=== Materials provided ===

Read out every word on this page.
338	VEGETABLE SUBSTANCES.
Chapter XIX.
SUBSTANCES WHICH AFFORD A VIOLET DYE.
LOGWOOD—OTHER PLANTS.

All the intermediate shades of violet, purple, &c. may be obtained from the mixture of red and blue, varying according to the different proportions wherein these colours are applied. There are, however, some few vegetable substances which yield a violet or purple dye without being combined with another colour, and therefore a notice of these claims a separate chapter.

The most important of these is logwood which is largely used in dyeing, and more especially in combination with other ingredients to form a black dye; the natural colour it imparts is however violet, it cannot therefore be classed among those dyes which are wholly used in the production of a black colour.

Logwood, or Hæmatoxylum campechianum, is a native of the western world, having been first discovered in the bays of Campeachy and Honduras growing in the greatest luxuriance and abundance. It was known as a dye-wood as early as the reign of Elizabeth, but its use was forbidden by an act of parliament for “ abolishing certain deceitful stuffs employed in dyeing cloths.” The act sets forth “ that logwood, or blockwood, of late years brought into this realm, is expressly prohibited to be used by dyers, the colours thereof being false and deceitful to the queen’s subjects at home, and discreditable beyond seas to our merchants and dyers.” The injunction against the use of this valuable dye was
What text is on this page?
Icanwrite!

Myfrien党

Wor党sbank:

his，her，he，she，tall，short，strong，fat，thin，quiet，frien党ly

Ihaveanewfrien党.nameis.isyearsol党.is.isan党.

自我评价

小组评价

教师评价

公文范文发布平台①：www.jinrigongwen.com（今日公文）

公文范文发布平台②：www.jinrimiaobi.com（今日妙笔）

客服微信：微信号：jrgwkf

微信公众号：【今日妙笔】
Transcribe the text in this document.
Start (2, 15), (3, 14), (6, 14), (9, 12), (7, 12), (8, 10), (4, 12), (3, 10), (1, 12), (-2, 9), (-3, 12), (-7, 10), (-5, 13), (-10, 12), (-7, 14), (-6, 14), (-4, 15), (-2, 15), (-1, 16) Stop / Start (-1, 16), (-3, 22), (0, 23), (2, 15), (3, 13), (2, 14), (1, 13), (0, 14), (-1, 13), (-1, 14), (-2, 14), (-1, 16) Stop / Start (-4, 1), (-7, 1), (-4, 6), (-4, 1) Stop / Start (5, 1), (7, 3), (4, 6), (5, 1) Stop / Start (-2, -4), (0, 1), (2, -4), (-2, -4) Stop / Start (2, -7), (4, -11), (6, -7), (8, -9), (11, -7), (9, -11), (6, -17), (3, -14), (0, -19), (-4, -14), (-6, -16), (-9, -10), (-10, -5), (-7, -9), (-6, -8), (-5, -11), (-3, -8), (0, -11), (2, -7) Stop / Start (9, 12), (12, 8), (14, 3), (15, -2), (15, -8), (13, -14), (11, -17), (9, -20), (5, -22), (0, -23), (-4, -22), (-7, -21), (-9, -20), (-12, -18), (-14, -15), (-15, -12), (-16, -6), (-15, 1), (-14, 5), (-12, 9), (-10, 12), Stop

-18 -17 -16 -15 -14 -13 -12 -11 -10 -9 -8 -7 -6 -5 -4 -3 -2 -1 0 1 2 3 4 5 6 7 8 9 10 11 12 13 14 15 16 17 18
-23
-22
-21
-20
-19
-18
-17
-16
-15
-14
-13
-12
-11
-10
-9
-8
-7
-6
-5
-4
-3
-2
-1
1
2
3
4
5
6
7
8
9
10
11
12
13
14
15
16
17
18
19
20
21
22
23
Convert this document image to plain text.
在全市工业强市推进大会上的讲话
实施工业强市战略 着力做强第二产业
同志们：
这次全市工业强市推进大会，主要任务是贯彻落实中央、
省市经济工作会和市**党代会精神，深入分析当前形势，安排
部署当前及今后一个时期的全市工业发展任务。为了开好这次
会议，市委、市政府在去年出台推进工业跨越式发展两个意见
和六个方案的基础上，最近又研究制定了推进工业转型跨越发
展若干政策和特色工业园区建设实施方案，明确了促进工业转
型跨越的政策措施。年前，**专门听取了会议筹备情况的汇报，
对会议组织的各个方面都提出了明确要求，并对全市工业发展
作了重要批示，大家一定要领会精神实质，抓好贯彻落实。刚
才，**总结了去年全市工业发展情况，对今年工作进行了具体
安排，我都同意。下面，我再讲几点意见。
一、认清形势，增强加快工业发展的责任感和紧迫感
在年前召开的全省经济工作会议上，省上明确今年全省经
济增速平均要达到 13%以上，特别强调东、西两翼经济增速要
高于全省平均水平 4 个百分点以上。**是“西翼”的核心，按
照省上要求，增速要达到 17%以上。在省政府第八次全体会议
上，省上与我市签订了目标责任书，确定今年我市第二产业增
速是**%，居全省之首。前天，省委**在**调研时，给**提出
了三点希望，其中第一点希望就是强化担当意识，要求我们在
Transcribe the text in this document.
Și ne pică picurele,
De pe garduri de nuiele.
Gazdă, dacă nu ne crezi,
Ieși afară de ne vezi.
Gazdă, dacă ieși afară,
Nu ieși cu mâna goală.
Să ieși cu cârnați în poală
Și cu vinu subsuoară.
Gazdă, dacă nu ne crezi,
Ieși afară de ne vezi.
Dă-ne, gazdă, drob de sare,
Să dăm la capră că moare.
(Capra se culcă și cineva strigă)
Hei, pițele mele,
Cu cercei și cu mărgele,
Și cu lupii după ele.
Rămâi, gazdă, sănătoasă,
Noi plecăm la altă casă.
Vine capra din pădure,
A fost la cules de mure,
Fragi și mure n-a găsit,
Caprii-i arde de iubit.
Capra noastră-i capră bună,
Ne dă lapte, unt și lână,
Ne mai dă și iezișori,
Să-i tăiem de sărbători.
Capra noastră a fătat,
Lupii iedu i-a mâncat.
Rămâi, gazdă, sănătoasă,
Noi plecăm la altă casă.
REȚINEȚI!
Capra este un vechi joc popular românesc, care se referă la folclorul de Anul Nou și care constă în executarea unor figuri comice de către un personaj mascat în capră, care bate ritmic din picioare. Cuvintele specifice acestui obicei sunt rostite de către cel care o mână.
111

===

What you will do -> Copy out the full listing exactly.

Solution ->
Read out every word on this page.
338	VEGETABLE SUBSTANCES.
Chapter XIX.
SUBSTANCES WHICH AFFORD A VIOLET DYE.
LOGWOOD—OTHER PLANTS.

All the intermediate shades of violet, purple, &c. may be obtained from the mixture of red and blue, varying according to the different proportions wherein these colours are applied. There are, however, some few vegetable substances which yield a violet or purple dye without being combined with another colour, and therefore a notice of these claims a separate chapter.

The most important of these is logwood which is largely used in dyeing, and more especially in combination with other ingredients to form a black dye; the natural colour it imparts is however violet, it cannot therefore be classed among those dyes which are wholly used in the production of a black colour.

Logwood, or Hæmatoxylum campechianum, is a native of the western world, having been first discovered in the bays of Campeachy and Honduras growing in the greatest luxuriance and abundance. It was known as a dye-wood as early as the reign of Elizabeth, but its use was forbidden by an act of parliament for “ abolishing certain deceitful stuffs employed in dyeing cloths.” The act sets forth “ that logwood, or blockwood, of late years brought into this realm, is expressly prohibited to be used by dyers, the colours thereof being false and deceitful to the queen’s subjects at home, and discreditable beyond seas to our merchants and dyers.” The injunction against the use of this valuable dye was
What text is on this page?
Icanwrite!

Myfrien党

Wor党sbank:

his，her，he，she，tall，short，strong，fat，thin，quiet，frien党ly

Ihaveanewfrien党.nameis.isyearsol党.is.isan党.

自我评价

小组评价

教师评价

公文范文发布平台①：www.jinrigongwen.com（今日公文）

公文范文发布平台②：www.jinrimiaobi.com（今日妙笔）

客服微信：微信号：jrgwkf

微信公众号：【今日妙笔】
Transcribe the text in this document.
Start (2, 15), (3, 14), (6, 14), (9, 12), (7, 12), (8, 10), (4, 12), (3, 10), (1, 12), (-2, 9), (-3, 12), (-7, 10), (-5, 13), (-10, 12), (-7, 14), (-6, 14), (-4, 15), (-2, 15), (-1, 16) Stop / Start (-1, 16), (-3, 22), (0, 23), (2, 15), (3, 13), (2, 14), (1, 13), (0, 14), (-1, 13), (-1, 14), (-2, 14), (-1, 16) Stop / Start (-4, 1), (-7, 1), (-4, 6), (-4, 1) Stop / Start (5, 1), (7, 3), (4, 6), (5, 1) Stop / Start (-2, -4), (0, 1), (2, -4), (-2, -4) Stop / Start (2, -7), (4, -11), (6, -7), (8, -9), (11, -7), (9, -11), (6, -17), (3, -14), (0, -19), (-4, -14), (-6, -16), (-9, -10), (-10, -5), (-7, -9), (-6, -8), (-5, -11), (-3, -8), (0, -11), (2, -7) Stop / Start (9, 12), (12, 8), (14, 3), (15, -2), (15, -8), (13, -14), (11, -17), (9, -20), (5, -22), (0, -23), (-4, -22), (-7, -21), (-9, -20), (-12, -18), (-14, -15), (-15, -12), (-16, -6), (-15, 1), (-14, 5), (-12, 9), (-10, 12), Stop

-18 -17 -16 -15 -14 -13 -12 -11 -10 -9 -8 -7 -6 -5 -4 -3 -2 -1 0 1 2 3 4 5 6 7 8 9 10 11 12 13 14 15 16 17 18
-23
-22
-21
-20
-19
-18
-17
-16
-15
-14
-13
-12
-11
-10
-9
-8
-7
-6
-5
-4
-3
-2
-1
1
2
3
4
5
6
7
8
9
10
11
12
13
14
15
16
17
18
19
20
21
22
23
Convert this document image to plain text.
在全市工业强市推进大会上的讲话
实施工业强市战略 着力做强第二产业
同志们：
这次全市工业强市推进大会，主要任务是贯彻落实中央、
省市经济工作会和市**党代会精神，深入分析当前形势，安排
部署当前及今后一个时期的全市工业发展任务。为了开好这次
会议，市委、市政府在去年出台推进工业跨越式发展两个意见
和六个方案的基础上，最近又研究制定了推进工业转型跨越发
展若干政策和特色工业园区建设实施方案，明确了促进工业转
型跨越的政策措施。年前，**专门听取了会议筹备情况的汇报，
对会议组织的各个方面都提出了明确要求，并对全市工业发展
作了重要批示，大家一定要领会精神实质，抓好贯彻落实。刚
才，**总结了去年全市工业发展情况，对今年工作进行了具体
安排，我都同意。下面，我再讲几点意见。
一、认清形势，增强加快工业发展的责任感和紧迫感
在年前召开的全省经济工作会议上，省上明确今年全省经
济增速平均要达到 13%以上，特别强调东、西两翼经济增速要
高于全省平均水平 4 个百分点以上。**是“西翼”的核心，按
照省上要求，增速要达到 17%以上。在省政府第八次全体会议
上，省上与我市签订了目标责任书，确定今年我市第二产业增
速是**%，居全省之首。前天，省委**在**调研时，给**提出
了三点希望，其中第一点希望就是强化担当意识，要求我们在
Transcribe the text in this document.
Și ne pică picurele,
De pe garduri de nuiele.
Gazdă, dacă nu ne crezi,
Ieși afară de ne vezi.
Gazdă, dacă ieși afară,
Nu ieși cu mâna goală.
Să ieși cu cârnați în poală
Și cu vinu subsuoară.
Gazdă, dacă nu ne crezi,
Ieși afară de ne vezi.
Dă-ne, gazdă, drob de sare,
Să dăm la capră că moare.
(Capra se culcă și cineva strigă)
Hei, pițele mele,
Cu cercei și cu mărgele,
Și cu lupii după ele.
Rămâi, gazdă, sănătoasă,
Noi plecăm la altă casă.
Vine capra din pădure,
A fost la cules de mure,
Fragi și mure n-a găsit,
Caprii-i arde de iubit.
Capra noastră-i capră bună,
Ne dă lapte, unt și lână,
Ne mai dă și iezișori,
Să-i tăiem de sărbători.
Capra noastră a fătat,
Lupii iedu i-a mâncat.
Rămâi, gazdă, sănătoasă,
Noi plecăm la altă casă.
REȚINEȚI!
Capra este un vechi joc popular românesc, care se referă la folclorul de Anul Nou și care constă în executarea unor figuri comice de către un personaj mascat în capră, care bate ritmic din picioare. Cuvintele specifice acestui obicei sunt rostite de către cel care o mână.
111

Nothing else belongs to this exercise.